* Stated task: Write the number of lines holding the word "payment", and nothing else.

* Recorded data:
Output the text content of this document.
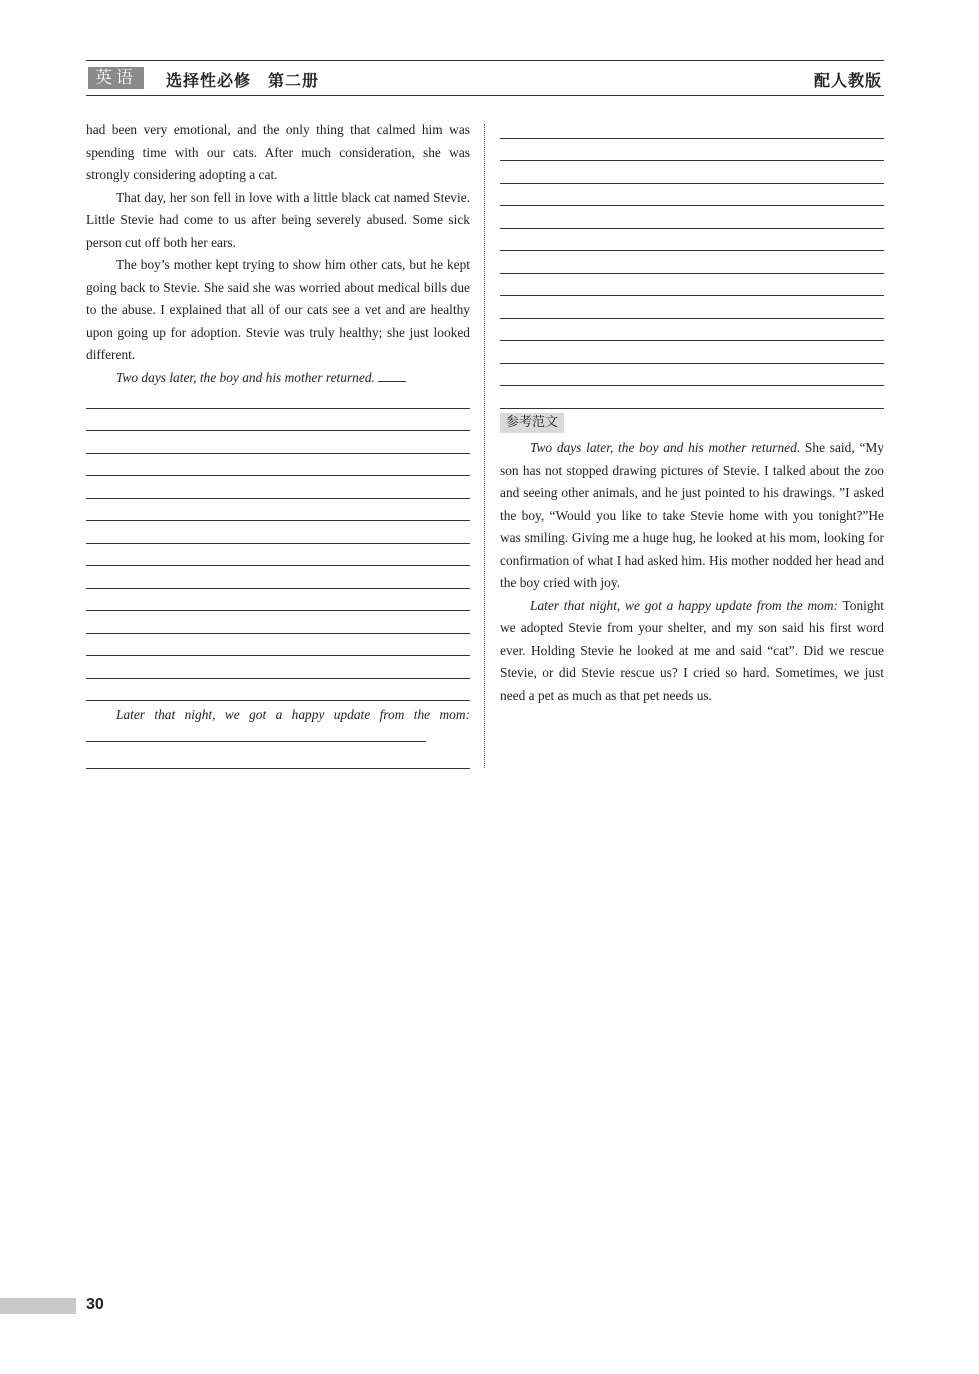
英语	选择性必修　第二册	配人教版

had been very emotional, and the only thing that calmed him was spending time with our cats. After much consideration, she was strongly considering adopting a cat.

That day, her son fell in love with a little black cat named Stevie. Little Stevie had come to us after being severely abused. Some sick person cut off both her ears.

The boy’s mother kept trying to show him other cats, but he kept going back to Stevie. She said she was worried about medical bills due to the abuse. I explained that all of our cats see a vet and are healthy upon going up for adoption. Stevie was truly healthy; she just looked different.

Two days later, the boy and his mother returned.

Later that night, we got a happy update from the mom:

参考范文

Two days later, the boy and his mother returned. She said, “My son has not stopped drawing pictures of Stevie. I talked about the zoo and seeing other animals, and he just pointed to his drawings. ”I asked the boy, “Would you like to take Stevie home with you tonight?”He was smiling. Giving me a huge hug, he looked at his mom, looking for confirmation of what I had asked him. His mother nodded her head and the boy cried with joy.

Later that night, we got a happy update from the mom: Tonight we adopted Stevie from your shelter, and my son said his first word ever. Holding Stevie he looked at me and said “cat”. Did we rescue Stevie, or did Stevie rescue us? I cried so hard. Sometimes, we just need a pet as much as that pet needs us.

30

* * *

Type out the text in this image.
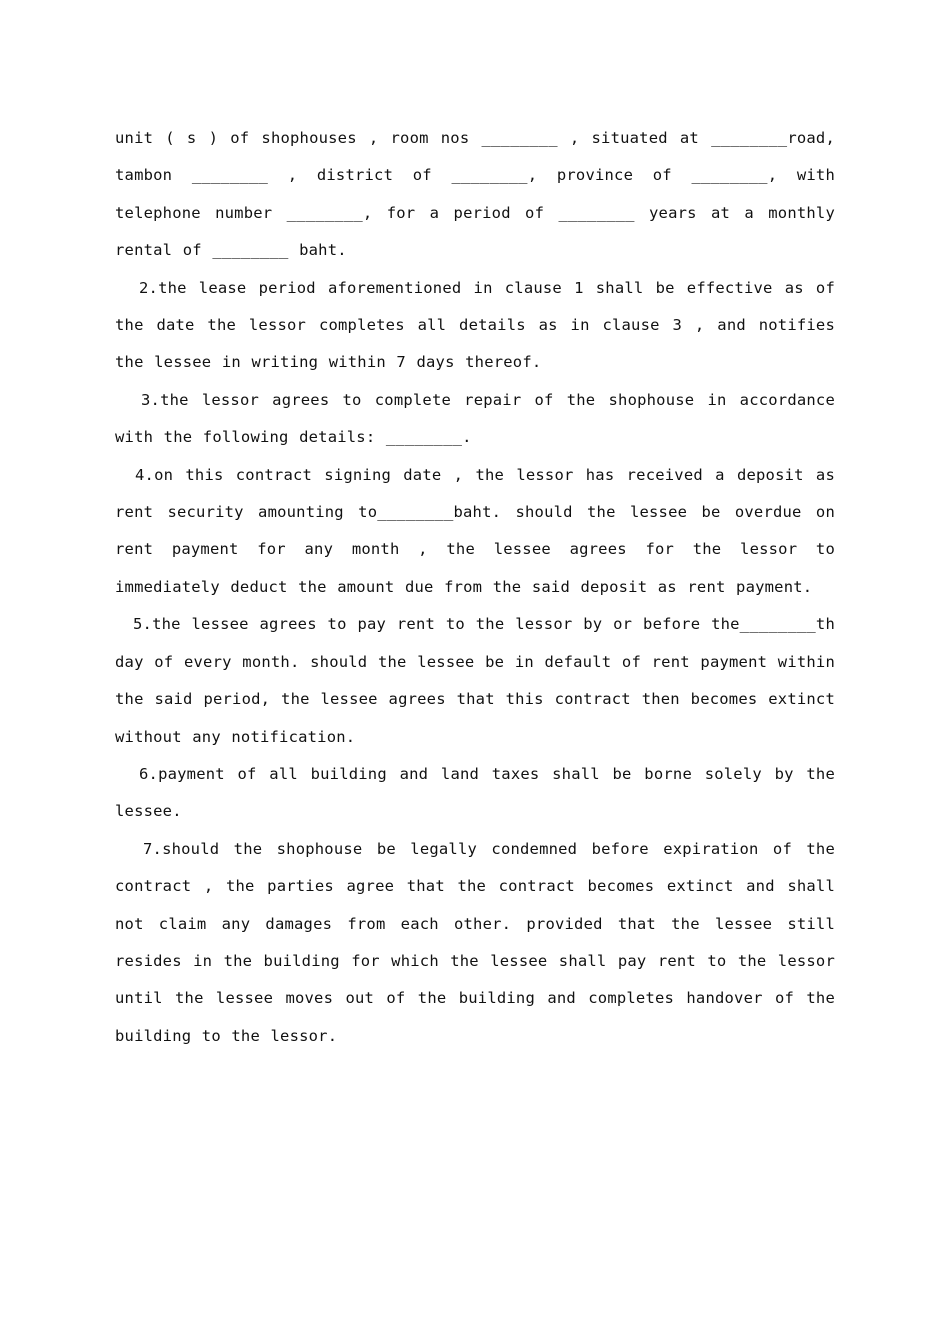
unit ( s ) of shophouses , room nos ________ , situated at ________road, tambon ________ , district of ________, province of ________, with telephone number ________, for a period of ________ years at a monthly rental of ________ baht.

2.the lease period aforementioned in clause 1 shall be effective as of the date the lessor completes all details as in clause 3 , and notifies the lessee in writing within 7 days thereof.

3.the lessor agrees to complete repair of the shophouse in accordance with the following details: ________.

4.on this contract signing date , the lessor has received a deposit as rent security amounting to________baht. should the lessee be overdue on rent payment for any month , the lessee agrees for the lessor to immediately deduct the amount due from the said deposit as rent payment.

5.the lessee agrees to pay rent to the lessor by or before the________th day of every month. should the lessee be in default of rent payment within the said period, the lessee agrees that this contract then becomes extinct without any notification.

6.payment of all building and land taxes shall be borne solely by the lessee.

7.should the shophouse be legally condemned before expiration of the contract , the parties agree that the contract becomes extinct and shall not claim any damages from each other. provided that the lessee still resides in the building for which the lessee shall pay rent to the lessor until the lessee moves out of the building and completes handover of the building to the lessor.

* Task response: 3